**Instruction 1**
How many lines in the records below contain the string `ticks`? Reply with the number only.

Football

Saturday 13 June 2026

Haiti offer message of hope to desperate nation

A humanitarian crisis provides the backdrop to the success of a resurgent team who are inspired by their head coach

Sébastien Migné’s experience might have got him the interview, but it was not what landed him the job. He met most of the criteria that the committee tasked with appointing the next head coach of Haiti had set. He had been a head coach. He had worked at big tournaments. But what made him stand out was that, when they laid out the unique challenges of the role, he did not flinch.

Admittedly, the circumstances of the interview would have forewarned the 53-year-old Frenchman about the nature of the job. When he spoke to the Haitian Football Federation (FHF), in June 2024, it was over Zoom: the threat of violence in the country’s capital, Port-au-Prince, meant it was not safe for him to travel to meet them in person.

Even being willing to discuss it, then, cleared a significant hurdle. “He had worked in difficult situations before,” said Jérôme Salbert, a French-Guadeloupean agent who helped the FHF with its search. “He had managed Equatorial Guinea, been an assistant in Syria and the Democratic Republic of Congo. It did not worry him.”

**Record excerpts**
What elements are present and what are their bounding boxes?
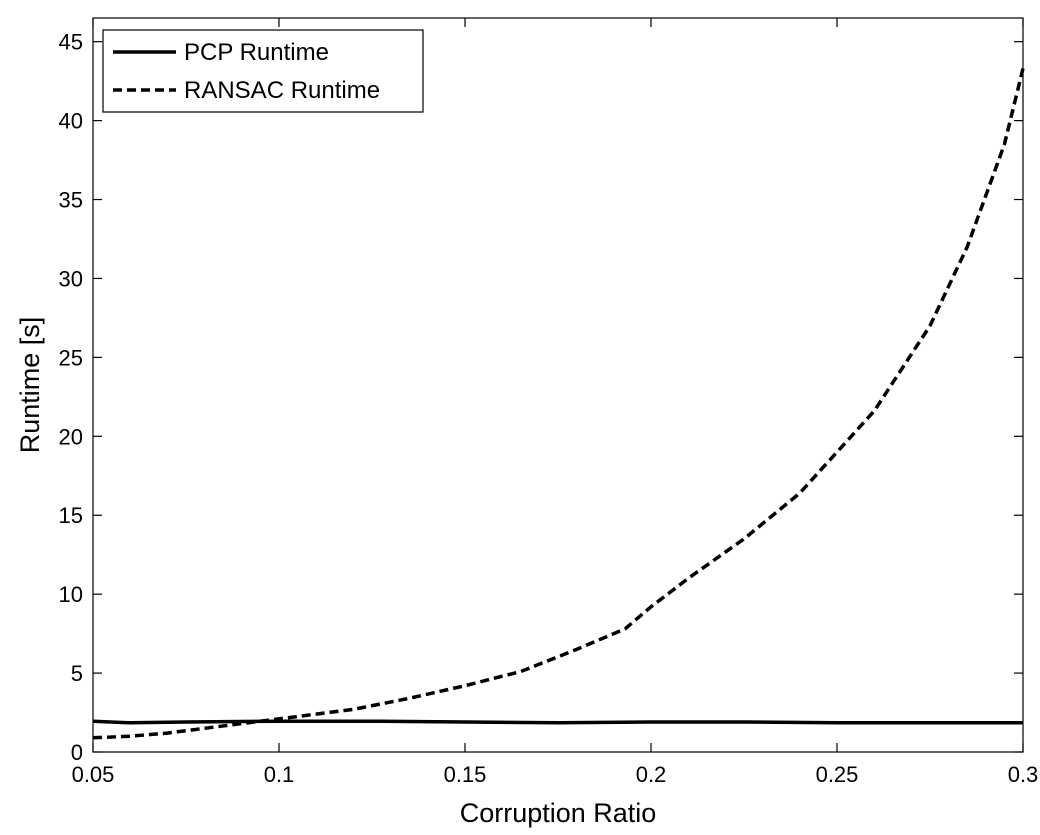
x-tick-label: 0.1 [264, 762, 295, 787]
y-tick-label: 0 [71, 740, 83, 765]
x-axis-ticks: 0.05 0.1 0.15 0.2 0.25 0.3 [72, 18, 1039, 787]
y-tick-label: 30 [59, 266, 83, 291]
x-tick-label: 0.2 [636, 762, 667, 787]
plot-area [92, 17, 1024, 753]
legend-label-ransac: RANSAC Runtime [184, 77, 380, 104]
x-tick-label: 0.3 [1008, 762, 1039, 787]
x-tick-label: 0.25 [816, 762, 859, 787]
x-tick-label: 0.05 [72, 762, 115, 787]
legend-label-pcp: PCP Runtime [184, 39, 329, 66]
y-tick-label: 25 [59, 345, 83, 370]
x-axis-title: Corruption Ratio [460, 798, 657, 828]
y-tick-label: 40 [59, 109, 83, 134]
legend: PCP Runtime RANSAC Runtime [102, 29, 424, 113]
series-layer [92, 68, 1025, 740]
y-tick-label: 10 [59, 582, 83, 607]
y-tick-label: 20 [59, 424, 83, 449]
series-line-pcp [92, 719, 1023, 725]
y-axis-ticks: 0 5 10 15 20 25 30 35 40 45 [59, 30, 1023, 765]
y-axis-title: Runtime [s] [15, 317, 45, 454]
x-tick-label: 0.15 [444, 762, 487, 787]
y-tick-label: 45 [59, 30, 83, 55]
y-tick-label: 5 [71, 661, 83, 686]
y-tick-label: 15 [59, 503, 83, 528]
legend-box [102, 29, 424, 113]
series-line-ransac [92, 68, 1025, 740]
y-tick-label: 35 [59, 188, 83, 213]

**Instruction 2**
Carry on the article about Haiti's football team from the point where it stops above.

**Response 1**
2

**Response 2**
Still, Haiti was an extreme case. Migné’s task would not just be to take the nation to the World Cup for the first time since 1974, but to do so from what is essentially an enforced exile. The security situation meant he would have to manage the country from afar while the team played all their qualifying games elsewhere. He took the job anyway.

Within two years, he had fulfilled his brief. Haiti qualified for the World Cup in November, and play their first game at the tournament for more than half a century against Scotland in Boston on Sunday. Migné is a hero in a country he has never visited.

The World Cup is never short of remarkable underdog stories, of course, but it is almost impossible to underestimate the scale of the achievement of Migné and his players merely in reaching the tournament.

The crisis in Haiti ranks as one of the world’s worst humanitarian disasters, according to the International Rescue Committee. Armed gangs control as much as 90% of Port-au-Prince. The government’s attempts to wrest control from the gangs using drones and airstrikes have led to thousands of civilian deaths.

The fighting has driven an estimated 1.4 million people, a tenth of the population, from their homes. More than six million are in need of humanitarian assistance; three-quarters say that they feel unsafe where they sleep. Food and water are scarce in the displacement camps where they have taken shelter.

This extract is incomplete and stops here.